What the exercise asks
Reproduce the records below in full and without edits, omitting images.

-- begin Materials provided --

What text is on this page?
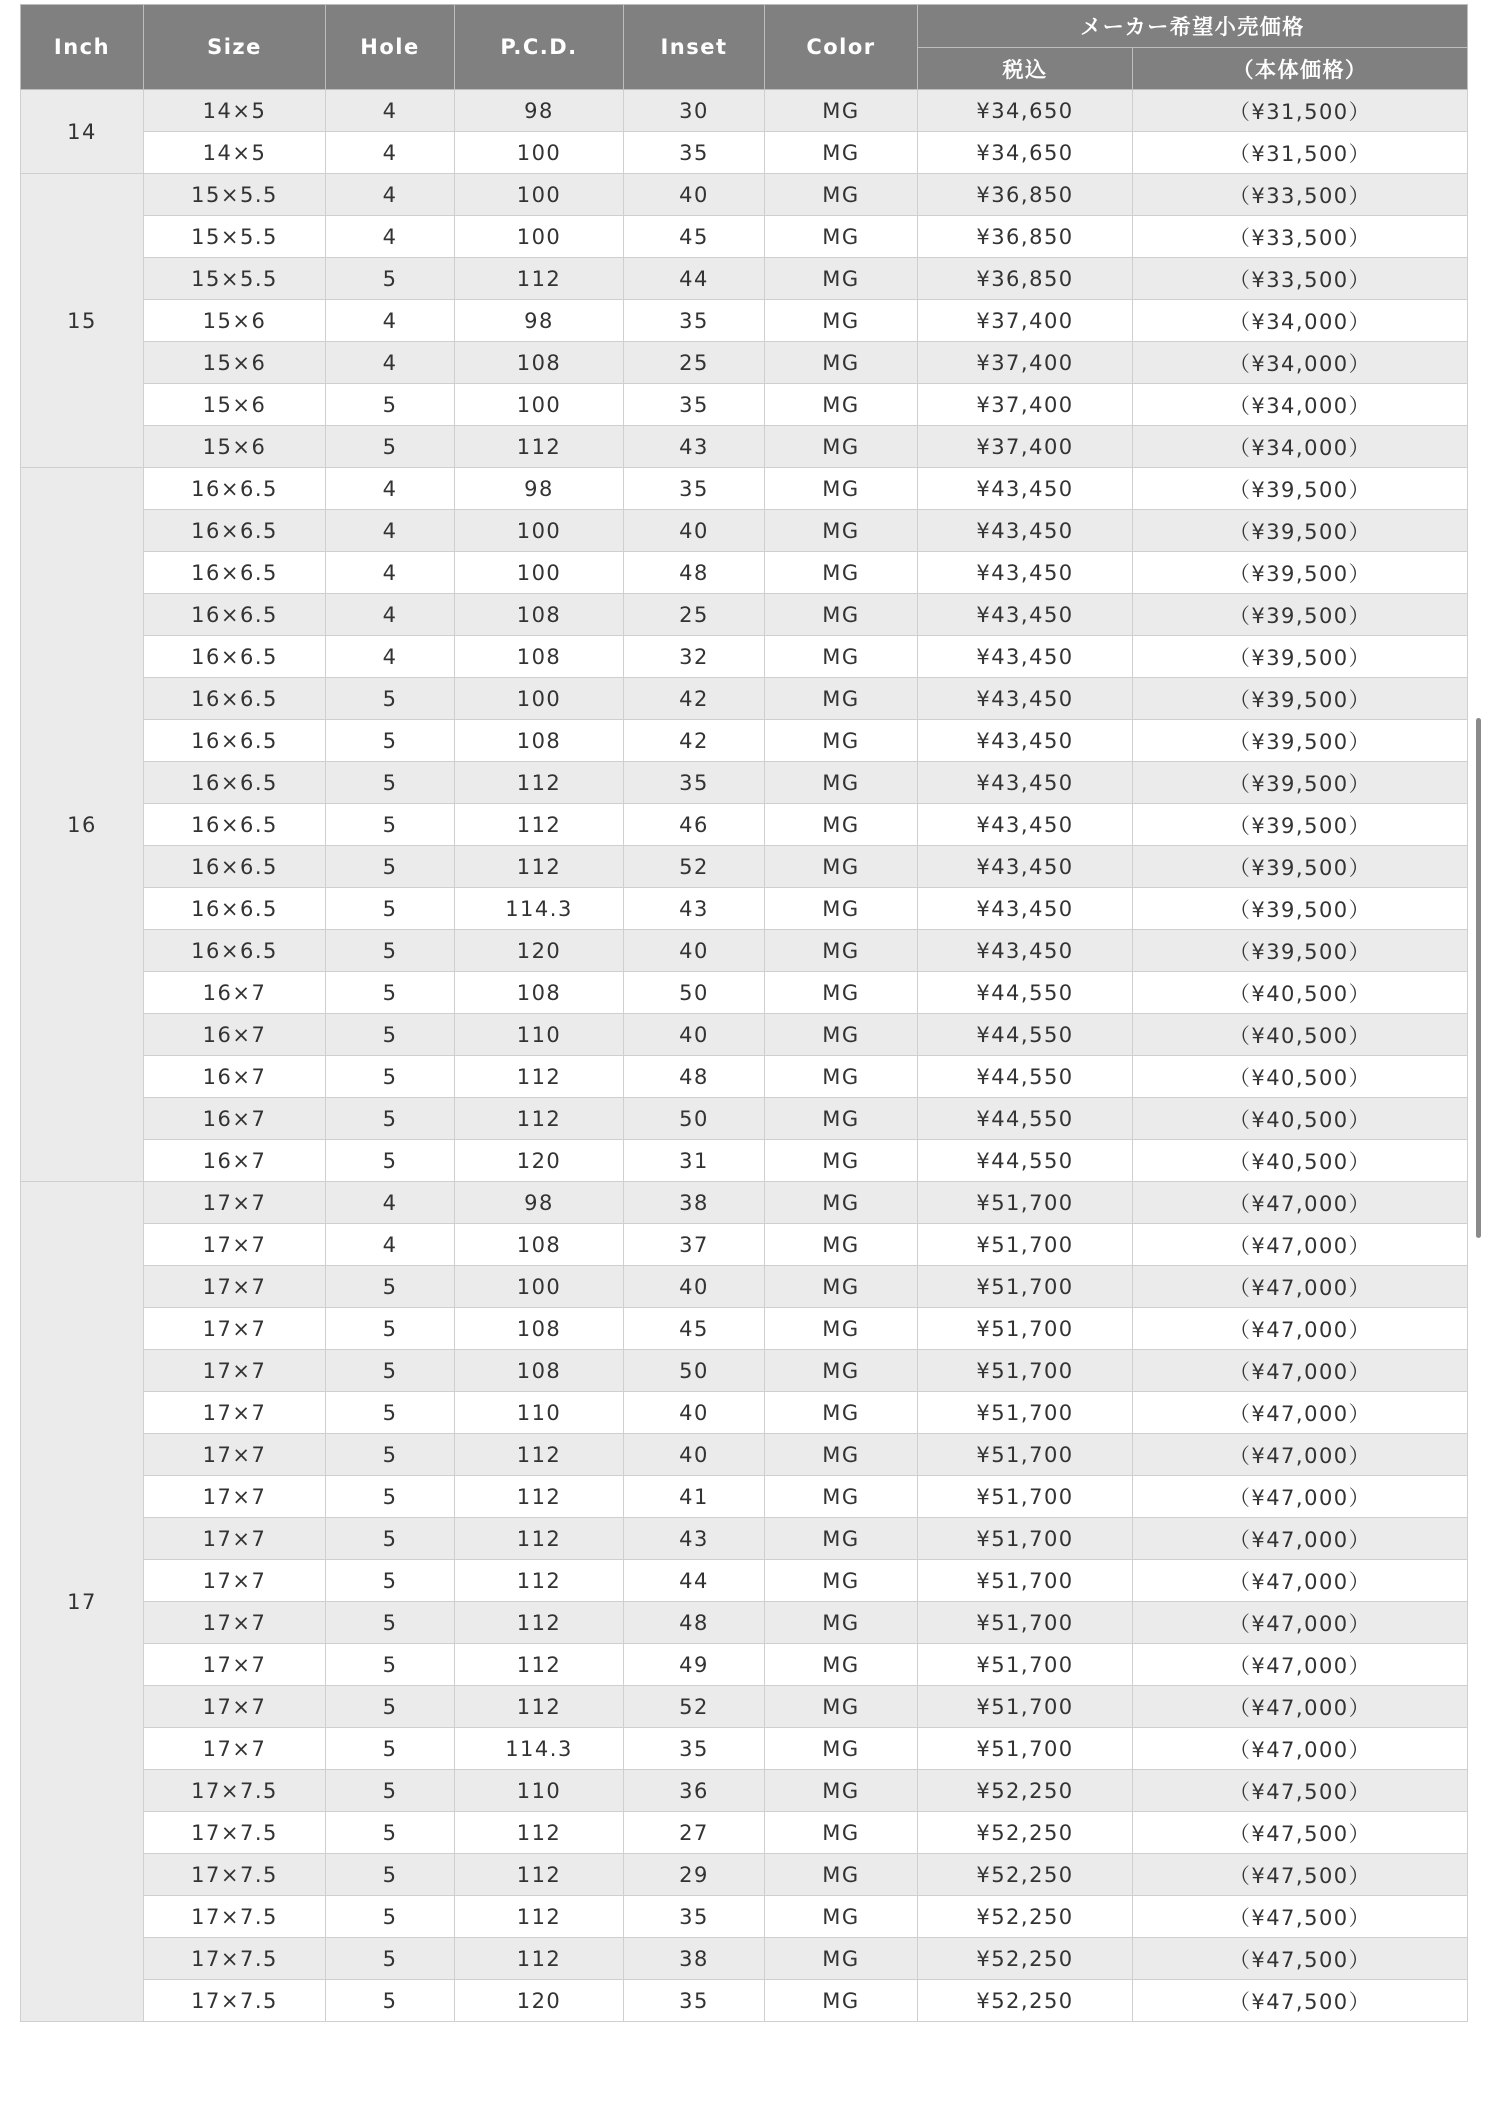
Inch	Size	Hole	P.C.D.	Inset	Color	メーカー希望小売価格	
						税込	（本体価格）
14	14×5	4	98	30	MG	¥34,650	（¥31,500）
	14×5	4	100	35	MG	¥34,650	（¥31,500）
15	15×5.5	4	100	40	MG	¥36,850	（¥33,500）
	15×5.5	4	100	45	MG	¥36,850	（¥33,500）
	15×5.5	5	112	44	MG	¥36,850	（¥33,500）
	15×6	4	98	35	MG	¥37,400	（¥34,000）
	15×6	4	108	25	MG	¥37,400	（¥34,000）
	15×6	5	100	35	MG	¥37,400	（¥34,000）
	15×6	5	112	43	MG	¥37,400	（¥34,000）
16	16×6.5	4	98	35	MG	¥43,450	（¥39,500）
	16×6.5	4	100	40	MG	¥43,450	（¥39,500）
	16×6.5	4	100	48	MG	¥43,450	（¥39,500）
	16×6.5	4	108	25	MG	¥43,450	（¥39,500）
	16×6.5	4	108	32	MG	¥43,450	（¥39,500）
	16×6.5	5	100	42	MG	¥43,450	（¥39,500）
	16×6.5	5	108	42	MG	¥43,450	（¥39,500）
	16×6.5	5	112	35	MG	¥43,450	（¥39,500）
	16×6.5	5	112	46	MG	¥43,450	（¥39,500）
	16×6.5	5	112	52	MG	¥43,450	（¥39,500）
	16×6.5	5	114.3	43	MG	¥43,450	（¥39,500）
	16×6.5	5	120	40	MG	¥43,450	（¥39,500）
	16×7	5	108	50	MG	¥44,550	（¥40,500）
	16×7	5	110	40	MG	¥44,550	（¥40,500）
	16×7	5	112	48	MG	¥44,550	（¥40,500）
	16×7	5	112	50	MG	¥44,550	（¥40,500）
	16×7	5	120	31	MG	¥44,550	（¥40,500）
17	17×7	4	98	38	MG	¥51,700	（¥47,000）
	17×7	4	108	37	MG	¥51,700	（¥47,000）
	17×7	5	100	40	MG	¥51,700	（¥47,000）
	17×7	5	108	45	MG	¥51,700	（¥47,000）
	17×7	5	108	50	MG	¥51,700	（¥47,000）
	17×7	5	110	40	MG	¥51,700	（¥47,000）
	17×7	5	112	40	MG	¥51,700	（¥47,000）
	17×7	5	112	41	MG	¥51,700	（¥47,000）
	17×7	5	112	43	MG	¥51,700	（¥47,000）
	17×7	5	112	44	MG	¥51,700	（¥47,000）
	17×7	5	112	48	MG	¥51,700	（¥47,000）
	17×7	5	112	49	MG	¥51,700	（¥47,000）
	17×7	5	112	52	MG	¥51,700	（¥47,000）
	17×7	5	114.3	35	MG	¥51,700	（¥47,000）
	17×7.5	5	110	36	MG	¥52,250	（¥47,500）
	17×7.5	5	112	27	MG	¥52,250	（¥47,500）
	17×7.5	5	112	29	MG	¥52,250	（¥47,500）
	17×7.5	5	112	35	MG	¥52,250	（¥47,500）
	17×7.5	5	112	38	MG	¥52,250	（¥47,500）
	17×7.5	5	120	35	MG	¥52,250	（¥47,500）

-- end Materials provided --

Result of this task
What text is on this page?
Inch	Size	Hole	P.C.D.	Inset	Color	メーカー希望小売価格	
						税込	（本体価格）
14	14×5	4	98	30	MG	¥34,650	（¥31,500）
	14×5	4	100	35	MG	¥34,650	（¥31,500）
15	15×5.5	4	100	40	MG	¥36,850	（¥33,500）
	15×5.5	4	100	45	MG	¥36,850	（¥33,500）
	15×5.5	5	112	44	MG	¥36,850	（¥33,500）
	15×6	4	98	35	MG	¥37,400	（¥34,000）
	15×6	4	108	25	MG	¥37,400	（¥34,000）
	15×6	5	100	35	MG	¥37,400	（¥34,000）
	15×6	5	112	43	MG	¥37,400	（¥34,000）
16	16×6.5	4	98	35	MG	¥43,450	（¥39,500）
	16×6.5	4	100	40	MG	¥43,450	（¥39,500）
	16×6.5	4	100	48	MG	¥43,450	（¥39,500）
	16×6.5	4	108	25	MG	¥43,450	（¥39,500）
	16×6.5	4	108	32	MG	¥43,450	（¥39,500）
	16×6.5	5	100	42	MG	¥43,450	（¥39,500）
	16×6.5	5	108	42	MG	¥43,450	（¥39,500）
	16×6.5	5	112	35	MG	¥43,450	（¥39,500）
	16×6.5	5	112	46	MG	¥43,450	（¥39,500）
	16×6.5	5	112	52	MG	¥43,450	（¥39,500）
	16×6.5	5	114.3	43	MG	¥43,450	（¥39,500）
	16×6.5	5	120	40	MG	¥43,450	（¥39,500）
	16×7	5	108	50	MG	¥44,550	（¥40,500）
	16×7	5	110	40	MG	¥44,550	（¥40,500）
	16×7	5	112	48	MG	¥44,550	（¥40,500）
	16×7	5	112	50	MG	¥44,550	（¥40,500）
	16×7	5	120	31	MG	¥44,550	（¥40,500）
17	17×7	4	98	38	MG	¥51,700	（¥47,000）
	17×7	4	108	37	MG	¥51,700	（¥47,000）
	17×7	5	100	40	MG	¥51,700	（¥47,000）
	17×7	5	108	45	MG	¥51,700	（¥47,000）
	17×7	5	108	50	MG	¥51,700	（¥47,000）
	17×7	5	110	40	MG	¥51,700	（¥47,000）
	17×7	5	112	40	MG	¥51,700	（¥47,000）
	17×7	5	112	41	MG	¥51,700	（¥47,000）
	17×7	5	112	43	MG	¥51,700	（¥47,000）
	17×7	5	112	44	MG	¥51,700	（¥47,000）
	17×7	5	112	48	MG	¥51,700	（¥47,000）
	17×7	5	112	49	MG	¥51,700	（¥47,000）
	17×7	5	112	52	MG	¥51,700	（¥47,000）
	17×7	5	114.3	35	MG	¥51,700	（¥47,000）
	17×7.5	5	110	36	MG	¥52,250	（¥47,500）
	17×7.5	5	112	27	MG	¥52,250	（¥47,500）
	17×7.5	5	112	29	MG	¥52,250	（¥47,500）
	17×7.5	5	112	35	MG	¥52,250	（¥47,500）
	17×7.5	5	112	38	MG	¥52,250	（¥47,500）
	17×7.5	5	120	35	MG	¥52,250	（¥47,500）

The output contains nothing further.